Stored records
+ + + + +
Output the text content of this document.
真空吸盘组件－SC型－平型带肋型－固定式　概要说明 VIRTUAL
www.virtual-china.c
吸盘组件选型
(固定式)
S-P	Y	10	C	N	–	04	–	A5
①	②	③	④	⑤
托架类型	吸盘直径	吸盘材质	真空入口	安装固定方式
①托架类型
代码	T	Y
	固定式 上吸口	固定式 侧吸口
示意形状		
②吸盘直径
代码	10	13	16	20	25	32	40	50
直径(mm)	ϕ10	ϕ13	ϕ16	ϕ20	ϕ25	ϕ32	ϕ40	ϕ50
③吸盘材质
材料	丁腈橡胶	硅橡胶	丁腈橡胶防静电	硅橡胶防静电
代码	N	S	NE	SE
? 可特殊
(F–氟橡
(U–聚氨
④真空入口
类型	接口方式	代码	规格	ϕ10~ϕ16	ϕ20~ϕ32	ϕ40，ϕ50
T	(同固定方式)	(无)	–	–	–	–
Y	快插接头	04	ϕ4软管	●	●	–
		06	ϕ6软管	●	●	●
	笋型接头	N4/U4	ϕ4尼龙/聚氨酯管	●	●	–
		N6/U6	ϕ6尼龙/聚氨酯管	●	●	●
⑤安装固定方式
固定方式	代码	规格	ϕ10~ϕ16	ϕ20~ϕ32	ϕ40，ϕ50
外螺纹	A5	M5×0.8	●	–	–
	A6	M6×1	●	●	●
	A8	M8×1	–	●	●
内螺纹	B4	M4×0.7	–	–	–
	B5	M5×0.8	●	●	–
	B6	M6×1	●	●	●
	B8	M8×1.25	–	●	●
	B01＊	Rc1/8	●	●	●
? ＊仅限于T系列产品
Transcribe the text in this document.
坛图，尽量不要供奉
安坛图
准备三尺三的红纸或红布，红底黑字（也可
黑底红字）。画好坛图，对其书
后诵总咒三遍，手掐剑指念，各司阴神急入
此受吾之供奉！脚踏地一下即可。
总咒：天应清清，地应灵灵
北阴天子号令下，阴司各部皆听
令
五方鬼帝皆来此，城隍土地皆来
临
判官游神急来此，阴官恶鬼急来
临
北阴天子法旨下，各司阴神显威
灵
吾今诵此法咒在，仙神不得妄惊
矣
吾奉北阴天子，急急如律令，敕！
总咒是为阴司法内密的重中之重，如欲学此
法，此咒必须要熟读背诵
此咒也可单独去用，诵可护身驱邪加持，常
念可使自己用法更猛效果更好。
+ + + + +
◆ **PROMPT**
Above are the records. Copy every line in them holding "this".

◆ **REPLY TO THE TASK**
Output the text content of this document.
Transcribe the text in this document.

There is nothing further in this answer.